## Task directions
Your task is to give the data again, exactly, with every line intact.

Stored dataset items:

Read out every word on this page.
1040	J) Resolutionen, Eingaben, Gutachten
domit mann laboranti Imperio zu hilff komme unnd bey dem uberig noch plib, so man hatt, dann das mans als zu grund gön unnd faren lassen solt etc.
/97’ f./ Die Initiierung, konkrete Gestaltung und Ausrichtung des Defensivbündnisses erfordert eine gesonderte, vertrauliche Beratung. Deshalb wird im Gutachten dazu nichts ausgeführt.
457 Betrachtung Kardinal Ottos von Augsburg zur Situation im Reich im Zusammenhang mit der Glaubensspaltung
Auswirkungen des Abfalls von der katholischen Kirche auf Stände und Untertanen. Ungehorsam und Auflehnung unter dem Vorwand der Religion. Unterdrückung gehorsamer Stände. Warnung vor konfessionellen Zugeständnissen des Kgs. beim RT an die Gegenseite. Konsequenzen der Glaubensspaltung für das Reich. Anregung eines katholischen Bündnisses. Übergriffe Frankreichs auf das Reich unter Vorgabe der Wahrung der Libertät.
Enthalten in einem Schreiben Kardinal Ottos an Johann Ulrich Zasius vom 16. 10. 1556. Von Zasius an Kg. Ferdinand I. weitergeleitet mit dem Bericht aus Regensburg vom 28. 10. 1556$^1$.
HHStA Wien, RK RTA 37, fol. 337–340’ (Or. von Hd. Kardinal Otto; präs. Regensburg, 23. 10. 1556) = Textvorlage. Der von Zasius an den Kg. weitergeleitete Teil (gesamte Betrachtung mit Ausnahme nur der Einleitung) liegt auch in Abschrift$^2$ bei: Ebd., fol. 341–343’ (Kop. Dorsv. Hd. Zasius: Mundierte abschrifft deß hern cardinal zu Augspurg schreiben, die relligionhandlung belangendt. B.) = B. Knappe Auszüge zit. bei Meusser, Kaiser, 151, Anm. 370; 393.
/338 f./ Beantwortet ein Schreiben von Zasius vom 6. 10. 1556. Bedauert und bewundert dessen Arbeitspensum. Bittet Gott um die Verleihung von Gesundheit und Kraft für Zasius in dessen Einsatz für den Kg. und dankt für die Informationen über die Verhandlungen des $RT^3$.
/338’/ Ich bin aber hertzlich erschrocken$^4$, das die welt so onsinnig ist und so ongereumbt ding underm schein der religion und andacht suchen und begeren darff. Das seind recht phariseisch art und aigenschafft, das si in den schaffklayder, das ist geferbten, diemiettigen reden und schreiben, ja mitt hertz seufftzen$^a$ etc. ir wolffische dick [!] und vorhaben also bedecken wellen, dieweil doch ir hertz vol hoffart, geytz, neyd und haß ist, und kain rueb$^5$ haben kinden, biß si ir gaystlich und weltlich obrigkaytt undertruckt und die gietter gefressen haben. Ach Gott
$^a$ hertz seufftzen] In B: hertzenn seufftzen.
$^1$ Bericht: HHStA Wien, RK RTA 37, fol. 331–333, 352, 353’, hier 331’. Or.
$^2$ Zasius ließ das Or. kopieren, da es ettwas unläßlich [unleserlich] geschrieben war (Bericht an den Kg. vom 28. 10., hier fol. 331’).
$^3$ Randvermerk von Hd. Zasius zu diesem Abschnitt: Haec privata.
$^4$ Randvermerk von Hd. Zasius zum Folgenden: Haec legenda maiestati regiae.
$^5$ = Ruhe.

## Written solution
Read out every word on this page.
1040	J) Resolutionen, Eingaben, Gutachten
domit mann laboranti Imperio zu hilff komme unnd bey dem uberig noch plib, so man hatt, dann das mans als zu grund gön unnd faren lassen solt etc.
/97’ f./ Die Initiierung, konkrete Gestaltung und Ausrichtung des Defensivbündnisses erfordert eine gesonderte, vertrauliche Beratung. Deshalb wird im Gutachten dazu nichts ausgeführt.
457 Betrachtung Kardinal Ottos von Augsburg zur Situation im Reich im Zusammenhang mit der Glaubensspaltung
Auswirkungen des Abfalls von der katholischen Kirche auf Stände und Untertanen. Ungehorsam und Auflehnung unter dem Vorwand der Religion. Unterdrückung gehorsamer Stände. Warnung vor konfessionellen Zugeständnissen des Kgs. beim RT an die Gegenseite. Konsequenzen der Glaubensspaltung für das Reich. Anregung eines katholischen Bündnisses. Übergriffe Frankreichs auf das Reich unter Vorgabe der Wahrung der Libertät.
Enthalten in einem Schreiben Kardinal Ottos an Johann Ulrich Zasius vom 16. 10. 1556. Von Zasius an Kg. Ferdinand I. weitergeleitet mit dem Bericht aus Regensburg vom 28. 10. 1556$^1$.
HHStA Wien, RK RTA 37, fol. 337–340’ (Or. von Hd. Kardinal Otto; präs. Regensburg, 23. 10. 1556) = Textvorlage. Der von Zasius an den Kg. weitergeleitete Teil (gesamte Betrachtung mit Ausnahme nur der Einleitung) liegt auch in Abschrift$^2$ bei: Ebd., fol. 341–343’ (Kop. Dorsv. Hd. Zasius: Mundierte abschrifft deß hern cardinal zu Augspurg schreiben, die relligionhandlung belangendt. B.) = B. Knappe Auszüge zit. bei Meusser, Kaiser, 151, Anm. 370; 393.
/338 f./ Beantwortet ein Schreiben von Zasius vom 6. 10. 1556. Bedauert und bewundert dessen Arbeitspensum. Bittet Gott um die Verleihung von Gesundheit und Kraft für Zasius in dessen Einsatz für den Kg. und dankt für die Informationen über die Verhandlungen des $RT^3$.
/338’/ Ich bin aber hertzlich erschrocken$^4$, das die welt so onsinnig ist und so ongereumbt ding underm schein der religion und andacht suchen und begeren darff. Das seind recht phariseisch art und aigenschafft, das si in den schaffklayder, das ist geferbten, diemiettigen reden und schreiben, ja mitt hertz seufftzen$^a$ etc. ir wolffische dick [!] und vorhaben also bedecken wellen, dieweil doch ir hertz vol hoffart, geytz, neyd und haß ist, und kain rueb$^5$ haben kinden, biß si ir gaystlich und weltlich obrigkaytt undertruckt und die gietter gefressen haben. Ach Gott
$^a$ hertz seufftzen] In B: hertzenn seufftzen.
$^1$ Bericht: HHStA Wien, RK RTA 37, fol. 331–333, 352, 353’, hier 331’. Or.
$^2$ Zasius ließ das Or. kopieren, da es ettwas unläßlich [unleserlich] geschrieben war (Bericht an den Kg. vom 28. 10., hier fol. 331’).
$^3$ Randvermerk von Hd. Zasius zu diesem Abschnitt: Haec privata.
$^4$ Randvermerk von Hd. Zasius zum Folgenden: Haec legenda maiestati regiae.
$^5$ = Ruhe.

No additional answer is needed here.